>> start Available records

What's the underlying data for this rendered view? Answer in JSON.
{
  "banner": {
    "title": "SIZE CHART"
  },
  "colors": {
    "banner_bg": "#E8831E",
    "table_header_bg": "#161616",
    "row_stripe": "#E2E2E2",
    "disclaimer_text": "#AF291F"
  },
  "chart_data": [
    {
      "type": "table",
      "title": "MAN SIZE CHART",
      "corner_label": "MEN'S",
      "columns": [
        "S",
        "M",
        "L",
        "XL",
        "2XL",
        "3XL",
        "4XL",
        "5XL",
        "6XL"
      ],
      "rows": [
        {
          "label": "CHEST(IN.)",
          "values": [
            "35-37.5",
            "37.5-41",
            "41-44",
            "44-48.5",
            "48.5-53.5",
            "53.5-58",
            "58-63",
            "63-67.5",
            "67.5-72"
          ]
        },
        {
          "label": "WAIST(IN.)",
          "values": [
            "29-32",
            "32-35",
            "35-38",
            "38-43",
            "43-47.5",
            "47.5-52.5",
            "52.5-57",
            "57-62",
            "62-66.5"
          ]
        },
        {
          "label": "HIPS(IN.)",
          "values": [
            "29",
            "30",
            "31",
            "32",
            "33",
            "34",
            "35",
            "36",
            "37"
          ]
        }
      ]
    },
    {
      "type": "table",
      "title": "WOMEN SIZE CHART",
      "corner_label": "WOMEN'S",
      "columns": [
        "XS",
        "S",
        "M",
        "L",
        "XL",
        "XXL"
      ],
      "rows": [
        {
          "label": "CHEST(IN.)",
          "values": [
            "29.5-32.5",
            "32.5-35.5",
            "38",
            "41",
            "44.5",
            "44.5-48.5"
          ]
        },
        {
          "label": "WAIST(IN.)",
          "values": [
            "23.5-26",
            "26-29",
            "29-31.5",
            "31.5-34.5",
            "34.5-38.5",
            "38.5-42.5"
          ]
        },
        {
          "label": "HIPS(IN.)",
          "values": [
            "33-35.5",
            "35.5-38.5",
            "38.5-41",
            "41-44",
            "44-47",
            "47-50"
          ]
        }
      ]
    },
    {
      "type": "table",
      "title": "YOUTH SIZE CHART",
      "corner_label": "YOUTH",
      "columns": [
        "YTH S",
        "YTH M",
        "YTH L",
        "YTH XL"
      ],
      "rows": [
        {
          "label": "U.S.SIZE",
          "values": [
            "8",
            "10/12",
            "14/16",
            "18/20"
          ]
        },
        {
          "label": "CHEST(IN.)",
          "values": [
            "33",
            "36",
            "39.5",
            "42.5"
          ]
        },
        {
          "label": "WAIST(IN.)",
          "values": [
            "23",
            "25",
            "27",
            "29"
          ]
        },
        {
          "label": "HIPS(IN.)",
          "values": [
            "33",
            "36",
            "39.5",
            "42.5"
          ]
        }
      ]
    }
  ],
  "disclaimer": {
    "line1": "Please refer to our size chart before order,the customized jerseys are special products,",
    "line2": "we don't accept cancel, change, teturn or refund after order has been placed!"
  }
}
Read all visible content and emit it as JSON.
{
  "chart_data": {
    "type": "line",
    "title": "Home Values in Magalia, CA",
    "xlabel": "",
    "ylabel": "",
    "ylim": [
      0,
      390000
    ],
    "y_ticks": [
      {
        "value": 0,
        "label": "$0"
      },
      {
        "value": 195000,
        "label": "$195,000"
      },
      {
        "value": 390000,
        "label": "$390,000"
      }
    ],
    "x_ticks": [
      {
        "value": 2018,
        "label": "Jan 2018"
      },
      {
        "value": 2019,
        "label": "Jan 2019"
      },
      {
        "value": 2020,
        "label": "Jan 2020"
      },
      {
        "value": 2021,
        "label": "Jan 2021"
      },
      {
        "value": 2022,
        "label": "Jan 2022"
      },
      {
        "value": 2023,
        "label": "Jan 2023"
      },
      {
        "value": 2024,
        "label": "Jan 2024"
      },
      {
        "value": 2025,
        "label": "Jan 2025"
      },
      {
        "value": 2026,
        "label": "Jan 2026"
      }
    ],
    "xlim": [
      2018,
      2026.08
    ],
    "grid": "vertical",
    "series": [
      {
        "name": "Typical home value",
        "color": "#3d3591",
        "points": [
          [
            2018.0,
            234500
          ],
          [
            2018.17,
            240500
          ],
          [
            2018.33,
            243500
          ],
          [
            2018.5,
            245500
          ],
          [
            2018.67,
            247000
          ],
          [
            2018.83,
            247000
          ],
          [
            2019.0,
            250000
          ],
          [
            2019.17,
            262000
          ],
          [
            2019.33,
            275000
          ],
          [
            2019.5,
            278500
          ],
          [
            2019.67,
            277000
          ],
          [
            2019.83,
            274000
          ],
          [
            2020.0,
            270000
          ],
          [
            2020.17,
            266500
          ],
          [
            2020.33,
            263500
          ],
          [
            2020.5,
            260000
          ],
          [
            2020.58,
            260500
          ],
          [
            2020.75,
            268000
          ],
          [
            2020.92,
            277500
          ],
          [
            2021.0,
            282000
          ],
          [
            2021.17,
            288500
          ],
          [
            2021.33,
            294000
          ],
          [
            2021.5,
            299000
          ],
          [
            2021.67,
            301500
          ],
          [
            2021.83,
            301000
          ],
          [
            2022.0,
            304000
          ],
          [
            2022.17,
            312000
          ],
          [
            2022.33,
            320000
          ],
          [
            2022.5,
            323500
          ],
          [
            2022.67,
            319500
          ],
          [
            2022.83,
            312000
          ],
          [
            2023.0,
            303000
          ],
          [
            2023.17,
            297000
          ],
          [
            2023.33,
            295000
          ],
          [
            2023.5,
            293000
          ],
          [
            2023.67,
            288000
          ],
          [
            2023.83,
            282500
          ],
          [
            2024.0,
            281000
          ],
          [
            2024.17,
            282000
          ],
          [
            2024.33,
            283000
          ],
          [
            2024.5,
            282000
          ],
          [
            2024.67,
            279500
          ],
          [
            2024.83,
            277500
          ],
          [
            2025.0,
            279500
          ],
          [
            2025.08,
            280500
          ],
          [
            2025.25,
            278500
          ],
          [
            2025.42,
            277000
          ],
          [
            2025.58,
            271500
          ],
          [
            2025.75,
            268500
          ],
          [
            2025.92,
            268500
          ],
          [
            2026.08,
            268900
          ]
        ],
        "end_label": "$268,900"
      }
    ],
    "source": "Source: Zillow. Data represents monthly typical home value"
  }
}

>> end Available records

§ Given problem:
Count each line of the entries that holds the word "YOUTH", then state the total and nothing more.

§ Correct answer:
2